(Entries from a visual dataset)
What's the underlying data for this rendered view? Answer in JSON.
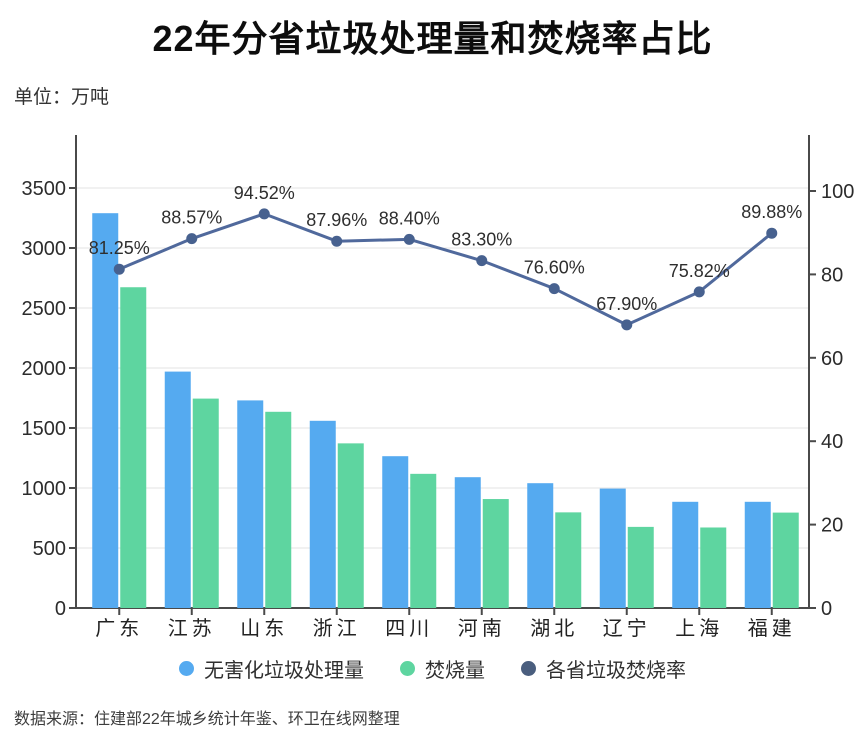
{
  "title": "22年分省垃圾处理量和焚烧率占比",
  "unit_label": "单位：万吨",
  "source": "数据来源：住建部22年城乡统计年鉴、环卫在线网整理",
  "colors": {
    "treatment_bar": "#55aaf0",
    "incineration_bar": "#5ed5a0",
    "rate_line": "#50699c",
    "rate_point": "#47618f",
    "legend_rate_dot": "#4a5e7e",
    "axis_line": "#4a4a4a",
    "gridline": "#e3e3e3",
    "axis_text": "#2b2b2b",
    "data_label_text": "#2e2e2e"
  },
  "legend": [
    {
      "label": "无害化垃圾处理量",
      "color": "#55aaf0"
    },
    {
      "label": "焚烧量",
      "color": "#5ed5a0"
    },
    {
      "label": "各省垃圾焚烧率",
      "color": "#4a5e7e"
    }
  ],
  "chart_data": {
    "type": "bar",
    "combo": "bar+line",
    "title": "22年分省垃圾处理量和焚烧率占比",
    "unit": "万吨",
    "categories": [
      "广东",
      "江苏",
      "山东",
      "浙江",
      "四川",
      "河南",
      "湖北",
      "辽宁",
      "上海",
      "福建"
    ],
    "series": [
      {
        "name": "无害化垃圾处理量",
        "type": "bar",
        "axis": "left",
        "color": "#55aaf0",
        "values": [
          3290,
          1970,
          1730,
          1560,
          1265,
          1090,
          1040,
          995,
          885,
          885
        ]
      },
      {
        "name": "焚烧量",
        "type": "bar",
        "axis": "left",
        "color": "#5ed5a0",
        "values": [
          2673,
          1745,
          1635,
          1372,
          1118,
          908,
          797,
          676,
          671,
          795
        ]
      },
      {
        "name": "各省垃圾焚烧率",
        "type": "line",
        "axis": "right",
        "color": "#50699c",
        "values": [
          81.25,
          88.57,
          94.52,
          87.96,
          88.4,
          83.3,
          76.6,
          67.9,
          75.82,
          89.88
        ],
        "labels": [
          "81.25%",
          "88.57%",
          "94.52%",
          "87.96%",
          "88.40%",
          "83.30%",
          "76.60%",
          "67.90%",
          "75.82%",
          "89.88%"
        ]
      }
    ],
    "left_axis": {
      "min": 0,
      "max": 3500,
      "step": 500,
      "ticks": [
        "0",
        "500",
        "1000",
        "1500",
        "2000",
        "2500",
        "3000",
        "3500"
      ]
    },
    "right_axis": {
      "min": 0,
      "max": 100,
      "step": 20,
      "ticks": [
        "0",
        "20",
        "40",
        "60",
        "80",
        "100"
      ]
    },
    "grid": true,
    "legend_position": "bottom"
  }
}
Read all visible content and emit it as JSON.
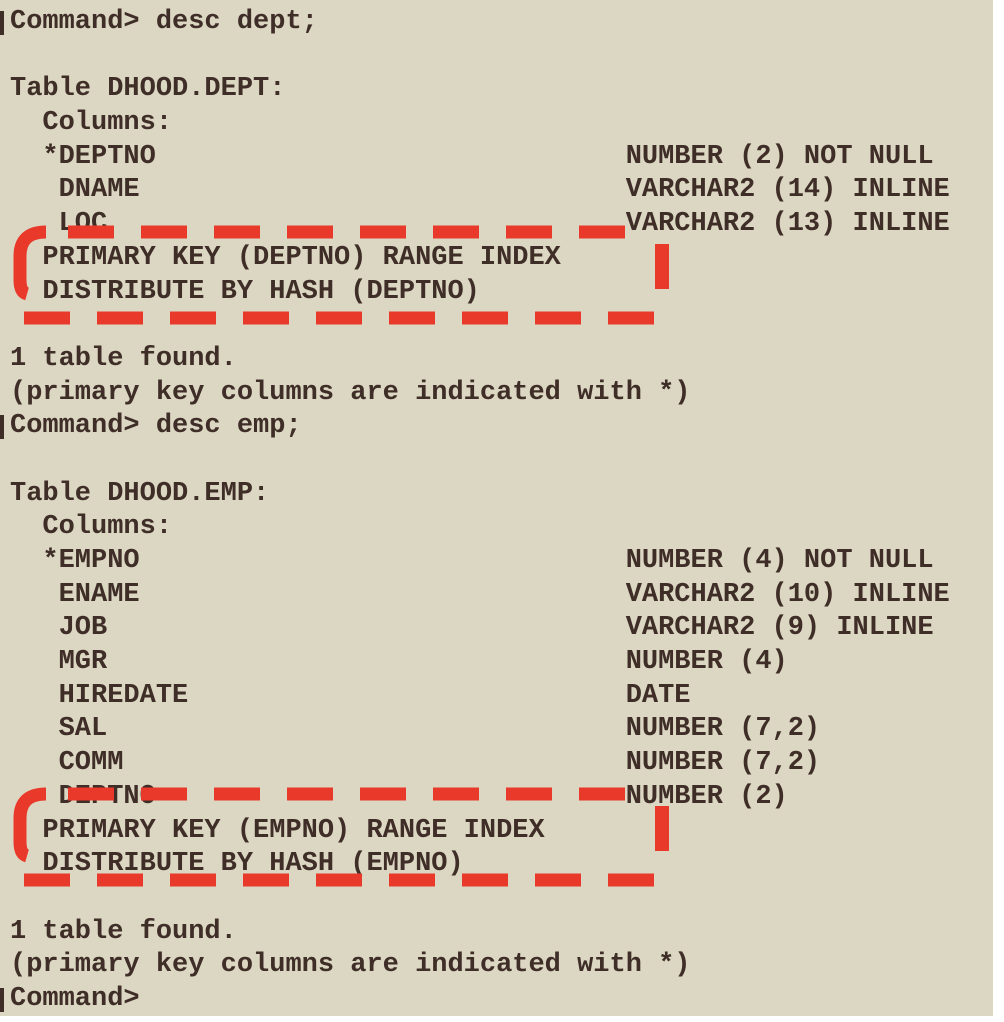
{
  "meta": {
    "app": "ttIsql terminal session",
    "background_color": "#dcd7c2",
    "text_color": "#3f2d28",
    "annotation_color": "#e8392b"
  },
  "terminal": {
    "prompt": "Command>",
    "lines": [
      {
        "text": "Command> desc dept;",
        "prompt": true
      },
      {
        "text": ""
      },
      {
        "text": "Table DHOOD.DEPT:"
      },
      {
        "text": "  Columns:"
      },
      {
        "text": "  *DEPTNO                             NUMBER (2) NOT NULL"
      },
      {
        "text": "   DNAME                              VARCHAR2 (14) INLINE"
      },
      {
        "text": "   LOC                                VARCHAR2 (13) INLINE"
      },
      {
        "text": "  PRIMARY KEY (DEPTNO) RANGE INDEX"
      },
      {
        "text": "  DISTRIBUTE BY HASH (DEPTNO)"
      },
      {
        "text": ""
      },
      {
        "text": "1 table found."
      },
      {
        "text": "(primary key columns are indicated with *)"
      },
      {
        "text": "Command> desc emp;",
        "prompt": true
      },
      {
        "text": ""
      },
      {
        "text": "Table DHOOD.EMP:"
      },
      {
        "text": "  Columns:"
      },
      {
        "text": "  *EMPNO                              NUMBER (4) NOT NULL"
      },
      {
        "text": "   ENAME                              VARCHAR2 (10) INLINE"
      },
      {
        "text": "   JOB                                VARCHAR2 (9) INLINE"
      },
      {
        "text": "   MGR                                NUMBER (4)"
      },
      {
        "text": "   HIREDATE                           DATE"
      },
      {
        "text": "   SAL                                NUMBER (7,2)"
      },
      {
        "text": "   COMM                               NUMBER (7,2)"
      },
      {
        "text": "   DEPTNO                             NUMBER (2)"
      },
      {
        "text": "  PRIMARY KEY (EMPNO) RANGE INDEX"
      },
      {
        "text": "  DISTRIBUTE BY HASH (EMPNO)"
      },
      {
        "text": ""
      },
      {
        "text": "1 table found."
      },
      {
        "text": "(primary key columns are indicated with *)"
      },
      {
        "text": "Command>",
        "prompt": true
      }
    ]
  },
  "annotations": [
    {
      "name": "dept-keys-highlight",
      "style": "red dashed hand-drawn box",
      "highlights": "PRIMARY KEY (DEPTNO) RANGE INDEX / DISTRIBUTE BY HASH (DEPTNO)"
    },
    {
      "name": "emp-keys-highlight",
      "style": "red dashed hand-drawn box",
      "highlights": "PRIMARY KEY (EMPNO) RANGE INDEX / DISTRIBUTE BY HASH (EMPNO)"
    }
  ]
}
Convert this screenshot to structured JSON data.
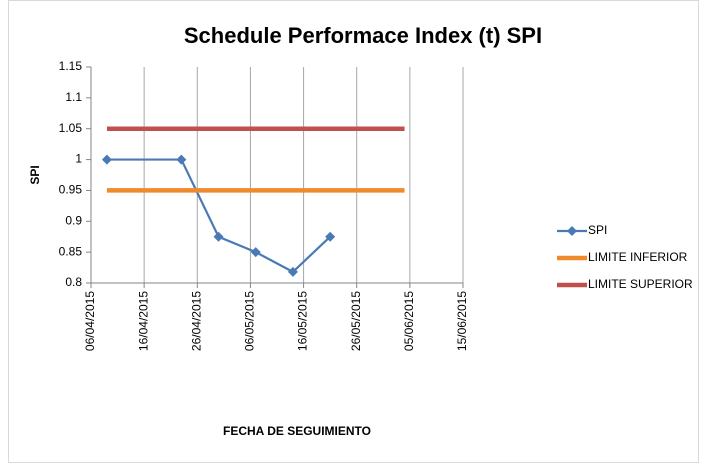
{
  "chart_data": {
    "type": "line",
    "title": "Schedule Performace Index (t) SPI",
    "x_label": "FECHA DE SEGUIMIENTO",
    "y_label": "SPI",
    "xlim": [
      "06/04/2015",
      "15/06/2015"
    ],
    "xticks": [
      "06/04/2015",
      "16/04/2015",
      "26/04/2015",
      "06/05/2015",
      "16/05/2015",
      "26/05/2015",
      "05/06/2015",
      "15/06/2015"
    ],
    "ylim": [
      0.8,
      1.15
    ],
    "yticks": [
      0.8,
      0.85,
      0.9,
      0.95,
      1,
      1.05,
      1.1,
      1.15
    ],
    "grid": "x",
    "legend": "right",
    "series": [
      {
        "name": "SPI",
        "color": "#4a7ab5",
        "marker": "diamond",
        "x": [
          "09/04/2015",
          "23/04/2015",
          "30/04/2015",
          "07/05/2015",
          "14/05/2015",
          "21/05/2015"
        ],
        "values": [
          1,
          1,
          0.875,
          0.85,
          0.818,
          0.875
        ]
      },
      {
        "name": "LIMITE INFERIOR",
        "color": "#ef8a2c",
        "x": [
          "09/04/2015",
          "04/06/2015"
        ],
        "values": [
          0.95,
          0.95
        ]
      },
      {
        "name": "LIMITE SUPERIOR",
        "color": "#c0504d",
        "x": [
          "09/04/2015",
          "04/06/2015"
        ],
        "values": [
          1.05,
          1.05
        ]
      }
    ]
  }
}
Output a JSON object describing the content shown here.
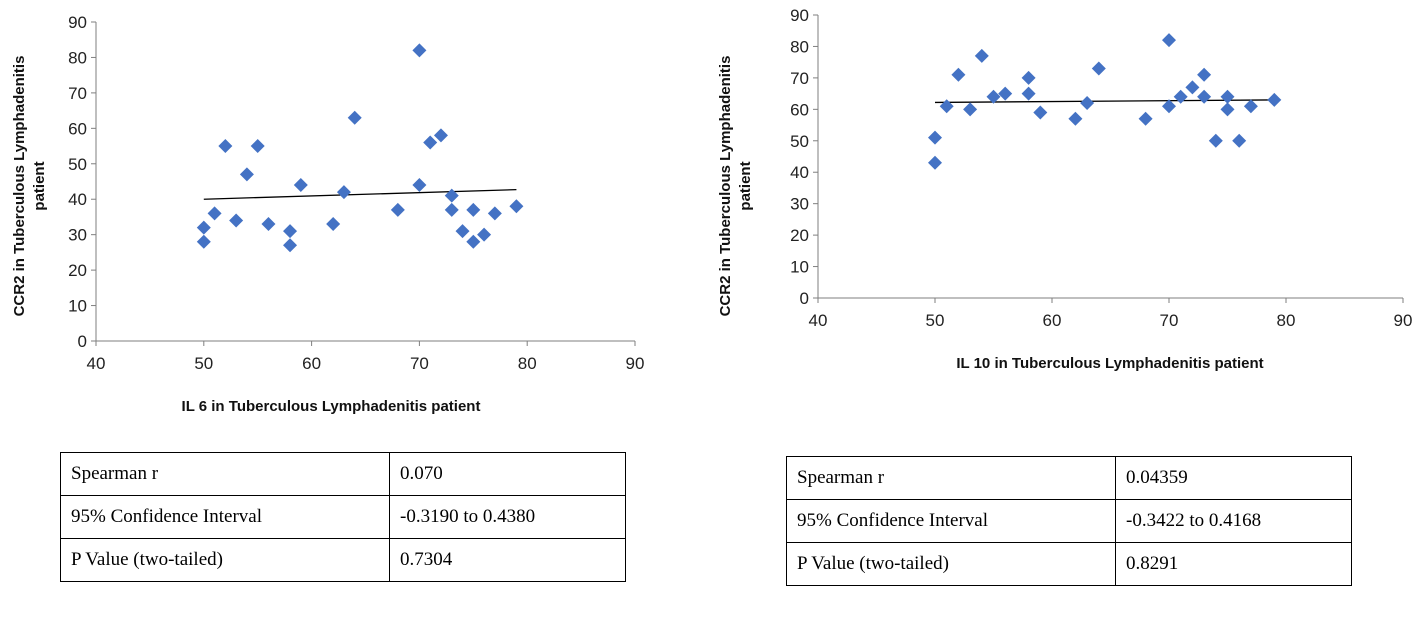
{
  "colors": {
    "marker": "#4472C4",
    "trendline": "#000000",
    "axis": "#7f7f7f"
  },
  "chart_data": [
    {
      "type": "scatter",
      "title": "",
      "xlabel": "IL 6 in Tuberculous Lymphadenitis patient",
      "ylabel": "CCR2 in Tuberculous Lymphadenitis patient",
      "xlim": [
        40,
        90
      ],
      "ylim": [
        0,
        90
      ],
      "xticks": [
        "40",
        "50",
        "60",
        "70",
        "80",
        "90"
      ],
      "yticks": [
        "0",
        "10",
        "20",
        "30",
        "40",
        "50",
        "60",
        "70",
        "80",
        "90"
      ],
      "x": [
        50,
        50,
        51,
        52,
        53,
        54,
        55,
        56,
        58,
        58,
        59,
        62,
        63,
        64,
        68,
        70,
        70,
        71,
        72,
        73,
        73,
        74,
        75,
        75,
        76,
        77,
        79
      ],
      "y": [
        32,
        28,
        36,
        55,
        34,
        47,
        55,
        33,
        31,
        27,
        44,
        33,
        42,
        63,
        37,
        82,
        44,
        56,
        58,
        41,
        37,
        31,
        37,
        28,
        30,
        36,
        38
      ],
      "trendline": {
        "x": [
          50,
          79
        ],
        "y": [
          40,
          42.7
        ]
      }
    },
    {
      "type": "scatter",
      "title": "",
      "xlabel": "IL 10 in Tuberculous Lymphadenitis patient",
      "ylabel": "CCR2 in Tuberculous Lymphadenitis patient",
      "xlim": [
        40,
        90
      ],
      "ylim": [
        0,
        90
      ],
      "xticks": [
        "40",
        "50",
        "60",
        "70",
        "80",
        "90"
      ],
      "yticks": [
        "0",
        "10",
        "20",
        "30",
        "40",
        "50",
        "60",
        "70",
        "80",
        "90"
      ],
      "x": [
        50,
        50,
        51,
        52,
        53,
        54,
        55,
        56,
        58,
        58,
        59,
        62,
        63,
        64,
        68,
        70,
        70,
        71,
        72,
        73,
        73,
        74,
        75,
        75,
        76,
        77,
        79
      ],
      "y": [
        51,
        43,
        61,
        71,
        60,
        77,
        64,
        65,
        70,
        65,
        59,
        57,
        62,
        73,
        57,
        82,
        61,
        64,
        67,
        71,
        64,
        50,
        64,
        60,
        50,
        61,
        63
      ],
      "trendline": {
        "x": [
          50,
          79
        ],
        "y": [
          62.2,
          63.0
        ]
      }
    }
  ],
  "tables": [
    {
      "rows": [
        {
          "label": "Spearman r",
          "value": "0.070"
        },
        {
          "label": "95% Confidence Interval",
          "value": "-0.3190 to 0.4380"
        },
        {
          "label": "P Value (two-tailed)",
          "value": "0.7304"
        }
      ]
    },
    {
      "rows": [
        {
          "label": "Spearman r",
          "value": "0.04359"
        },
        {
          "label": "95% Confidence Interval",
          "value": "-0.3422 to 0.4168"
        },
        {
          "label": "P Value (two-tailed)",
          "value": "0.8291"
        }
      ]
    }
  ]
}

▶ [YOUR GOAL] Which lines contain "highlights"? Show each of them.

▶ [EXERCISE RESULT]
      "highlights": "PRIMARY KEY (DEPTNO) RANGE INDEX / DISTRIBUTE BY HASH (DEPTNO)"
      "highlights": "PRIMARY KEY (EMPNO) RANGE INDEX / DISTRIBUTE BY HASH (EMPNO)"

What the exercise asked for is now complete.